[[ Selected excerpt open ]]
JSR-292: Why not java.lang.dyn? (original) (raw)

Paul Benedict pbenedict at apache.org
Mon Oct 5 00:27:58 UTC 2009


Stepan,

That is a very good observation. I wonder what others have to say about it? As you pointed out, there are other java.lang.* sub-packages that have no impact on the Java language.

I am in agreement that java.dyn is closer to the language than not -- hence I think java.lang.dyn is natural.

Paul

On Sun, Oct 4, 2009 at 6:34 PM, Stepan Koltsov <yozh at mx1.ru> wrote:

On Sun, Oct 4, 2009 at 15:40, Rémi Forax <forax at univ-mlv.fr> wrote:

Le 04/10/2009 11:39, Christian Thalinger a écrit :

On Sat, 2009-10-03 at 23:43 -0500, Paul Benedict wrote:

I've always found it a bit perplexing that java.lang was never chosen for the parent package of the Dynamic API. Why is that? Dynamic types are now "part of the language" as proven by spec itself and exotic identifiers. Will this be reconsidered? [I'm forwarding this question to mlvm-dev.] I think John Rose or another member of the EG should have an answer to this. -- Christian

java.lang => Java the language (not the platform) Exotic identifiers and MethodHandle.invoke calling rules in Java (the language) are not part of the JSR292 spec. JSR 292 => method handle API for any (dynamic?) language So why java.dyn API should be a 'part' of java.lang ? java.lang.reflect also deals with JVM objects, not Java language. But it still java.lang.reflect, not java.reflect. java.lang.Class is also closer to JVM then to the java language. java.lang has lots of JVM stuff. I also think, that package name should be java.lang.dyc, although it is not absolutely correct. "java" root package has lots of libraries (java.io, java.sql), and these libraries should not be mixed with JVM interface. If you think java.lang.dyn is inappropriate, then java.vm.dyn is better, because next JVM interface (what ever it will be) can be placed into java.vm package too and won't be lost among all java.* stuff. S.
[[ Selected excerpt closed ]]
- **Task to complete**
From the message about the java.lang.dyn package name, copy the text between "JSR-292: Why not" and "java.lang.dyn is natural.", inclusive.
[[ Material supplied open ]]
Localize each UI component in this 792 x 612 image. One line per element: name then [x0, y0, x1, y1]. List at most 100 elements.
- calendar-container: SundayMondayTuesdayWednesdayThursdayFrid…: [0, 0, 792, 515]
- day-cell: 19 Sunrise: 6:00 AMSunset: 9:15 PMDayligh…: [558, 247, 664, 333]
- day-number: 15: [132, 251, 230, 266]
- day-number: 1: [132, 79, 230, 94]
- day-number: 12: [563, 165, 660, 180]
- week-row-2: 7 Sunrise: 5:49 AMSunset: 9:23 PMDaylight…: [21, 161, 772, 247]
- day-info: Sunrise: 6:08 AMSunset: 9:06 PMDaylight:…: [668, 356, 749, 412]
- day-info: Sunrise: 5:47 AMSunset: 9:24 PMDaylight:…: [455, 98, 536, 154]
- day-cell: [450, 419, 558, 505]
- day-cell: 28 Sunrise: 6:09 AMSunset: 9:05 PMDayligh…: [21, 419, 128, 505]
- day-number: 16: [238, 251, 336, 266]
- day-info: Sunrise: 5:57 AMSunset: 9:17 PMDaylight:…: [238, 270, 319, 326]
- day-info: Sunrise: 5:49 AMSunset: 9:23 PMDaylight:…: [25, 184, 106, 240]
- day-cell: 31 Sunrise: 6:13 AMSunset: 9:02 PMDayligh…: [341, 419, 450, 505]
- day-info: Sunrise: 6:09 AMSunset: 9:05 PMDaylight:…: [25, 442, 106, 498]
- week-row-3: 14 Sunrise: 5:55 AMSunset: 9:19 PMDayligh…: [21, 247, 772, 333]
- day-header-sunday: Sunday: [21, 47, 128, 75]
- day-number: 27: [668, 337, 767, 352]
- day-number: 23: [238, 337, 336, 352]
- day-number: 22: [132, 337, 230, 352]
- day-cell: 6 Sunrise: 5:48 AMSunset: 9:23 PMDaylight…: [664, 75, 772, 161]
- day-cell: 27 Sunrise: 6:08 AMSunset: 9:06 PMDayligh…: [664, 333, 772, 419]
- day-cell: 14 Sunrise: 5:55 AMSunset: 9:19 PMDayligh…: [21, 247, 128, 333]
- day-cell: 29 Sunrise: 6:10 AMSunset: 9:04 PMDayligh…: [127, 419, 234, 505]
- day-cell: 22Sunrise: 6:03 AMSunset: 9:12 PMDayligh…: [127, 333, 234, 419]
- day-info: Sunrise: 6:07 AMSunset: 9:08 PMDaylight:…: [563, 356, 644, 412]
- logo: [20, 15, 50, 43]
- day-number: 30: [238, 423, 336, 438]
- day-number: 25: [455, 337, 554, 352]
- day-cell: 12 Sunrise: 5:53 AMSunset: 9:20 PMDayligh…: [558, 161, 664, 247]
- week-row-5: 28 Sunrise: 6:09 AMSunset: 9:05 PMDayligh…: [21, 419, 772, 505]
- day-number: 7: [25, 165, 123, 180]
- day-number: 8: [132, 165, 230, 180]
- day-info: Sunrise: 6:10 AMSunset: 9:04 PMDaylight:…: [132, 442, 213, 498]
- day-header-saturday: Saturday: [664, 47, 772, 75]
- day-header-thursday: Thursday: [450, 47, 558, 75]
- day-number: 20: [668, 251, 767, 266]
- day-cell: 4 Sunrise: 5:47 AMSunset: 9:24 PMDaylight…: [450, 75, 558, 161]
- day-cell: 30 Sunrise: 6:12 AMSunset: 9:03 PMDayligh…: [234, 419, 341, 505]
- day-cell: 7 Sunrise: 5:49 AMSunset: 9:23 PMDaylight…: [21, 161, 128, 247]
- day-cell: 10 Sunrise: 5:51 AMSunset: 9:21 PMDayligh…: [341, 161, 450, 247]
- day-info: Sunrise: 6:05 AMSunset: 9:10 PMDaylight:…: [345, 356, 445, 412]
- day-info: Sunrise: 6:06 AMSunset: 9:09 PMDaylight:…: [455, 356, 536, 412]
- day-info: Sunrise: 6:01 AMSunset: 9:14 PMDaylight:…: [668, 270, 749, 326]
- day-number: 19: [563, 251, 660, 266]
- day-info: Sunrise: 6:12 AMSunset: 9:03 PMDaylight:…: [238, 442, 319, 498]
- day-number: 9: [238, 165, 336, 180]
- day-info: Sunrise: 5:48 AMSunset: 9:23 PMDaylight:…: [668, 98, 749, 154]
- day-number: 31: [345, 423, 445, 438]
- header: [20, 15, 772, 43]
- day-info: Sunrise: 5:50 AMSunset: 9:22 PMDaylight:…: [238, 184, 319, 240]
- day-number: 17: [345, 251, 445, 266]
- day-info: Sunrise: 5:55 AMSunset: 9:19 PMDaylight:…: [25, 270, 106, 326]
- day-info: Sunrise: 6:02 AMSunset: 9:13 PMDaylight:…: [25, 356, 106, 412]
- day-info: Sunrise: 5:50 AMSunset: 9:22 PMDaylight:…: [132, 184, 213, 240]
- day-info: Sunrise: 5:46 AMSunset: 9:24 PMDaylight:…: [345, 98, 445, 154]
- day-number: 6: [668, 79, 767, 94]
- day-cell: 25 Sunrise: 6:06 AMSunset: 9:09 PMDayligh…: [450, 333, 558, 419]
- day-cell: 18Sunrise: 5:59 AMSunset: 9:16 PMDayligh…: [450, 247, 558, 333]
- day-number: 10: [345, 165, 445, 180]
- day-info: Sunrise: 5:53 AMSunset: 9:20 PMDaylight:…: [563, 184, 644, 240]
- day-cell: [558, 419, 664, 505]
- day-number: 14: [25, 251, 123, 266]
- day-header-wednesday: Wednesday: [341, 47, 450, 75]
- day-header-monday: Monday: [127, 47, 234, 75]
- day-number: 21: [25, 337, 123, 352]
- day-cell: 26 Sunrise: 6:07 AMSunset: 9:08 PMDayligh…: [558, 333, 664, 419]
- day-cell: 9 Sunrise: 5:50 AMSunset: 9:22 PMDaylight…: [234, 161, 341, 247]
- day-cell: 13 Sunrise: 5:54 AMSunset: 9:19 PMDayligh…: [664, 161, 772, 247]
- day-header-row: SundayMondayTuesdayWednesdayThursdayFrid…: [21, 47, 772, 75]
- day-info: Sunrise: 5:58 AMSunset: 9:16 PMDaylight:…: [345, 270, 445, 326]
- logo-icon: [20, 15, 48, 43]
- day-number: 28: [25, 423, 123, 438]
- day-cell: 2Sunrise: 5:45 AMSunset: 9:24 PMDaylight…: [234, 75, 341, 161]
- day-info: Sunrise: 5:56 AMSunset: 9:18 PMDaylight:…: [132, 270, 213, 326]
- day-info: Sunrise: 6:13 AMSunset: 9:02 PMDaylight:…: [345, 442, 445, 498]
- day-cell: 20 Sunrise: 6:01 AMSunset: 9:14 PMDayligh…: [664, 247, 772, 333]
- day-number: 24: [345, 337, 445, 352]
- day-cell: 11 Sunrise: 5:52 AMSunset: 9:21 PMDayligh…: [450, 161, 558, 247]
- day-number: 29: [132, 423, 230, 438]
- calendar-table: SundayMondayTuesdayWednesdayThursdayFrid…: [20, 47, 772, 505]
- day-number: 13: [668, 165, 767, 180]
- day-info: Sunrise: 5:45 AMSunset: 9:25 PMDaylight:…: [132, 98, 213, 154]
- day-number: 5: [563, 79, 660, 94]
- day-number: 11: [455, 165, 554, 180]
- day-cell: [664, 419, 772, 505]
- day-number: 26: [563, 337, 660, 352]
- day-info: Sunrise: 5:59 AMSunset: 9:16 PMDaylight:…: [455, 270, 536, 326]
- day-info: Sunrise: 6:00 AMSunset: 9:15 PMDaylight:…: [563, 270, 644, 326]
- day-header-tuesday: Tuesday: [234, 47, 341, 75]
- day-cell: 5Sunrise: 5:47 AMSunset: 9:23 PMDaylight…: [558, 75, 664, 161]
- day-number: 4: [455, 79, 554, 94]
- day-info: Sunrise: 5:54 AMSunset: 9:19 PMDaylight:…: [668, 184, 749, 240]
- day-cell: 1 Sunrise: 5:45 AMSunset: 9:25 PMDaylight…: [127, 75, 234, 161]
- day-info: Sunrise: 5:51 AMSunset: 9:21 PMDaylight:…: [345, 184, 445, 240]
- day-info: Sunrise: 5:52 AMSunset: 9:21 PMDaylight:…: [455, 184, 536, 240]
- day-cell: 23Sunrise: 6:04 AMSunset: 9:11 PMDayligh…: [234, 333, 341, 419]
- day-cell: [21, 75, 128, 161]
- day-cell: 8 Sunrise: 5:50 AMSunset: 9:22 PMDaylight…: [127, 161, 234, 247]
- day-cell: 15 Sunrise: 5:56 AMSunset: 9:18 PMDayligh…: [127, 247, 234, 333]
[[ Material supplied closed ]]
- **Answer for this exercise**
JSR-292: Why not java.lang.dyn? (original) (raw)

Paul Benedict pbenedict at apache.org
Mon Oct 5 00:27:58 UTC 2009


Stepan,

That is a very good observation. I wonder what others have to say about it? As you pointed out, there are other java.lang.* sub-packages that have no impact on the Java language.

I am in agreement that java.dyn is closer to the language than not -- hence I think java.lang.dyn is natural.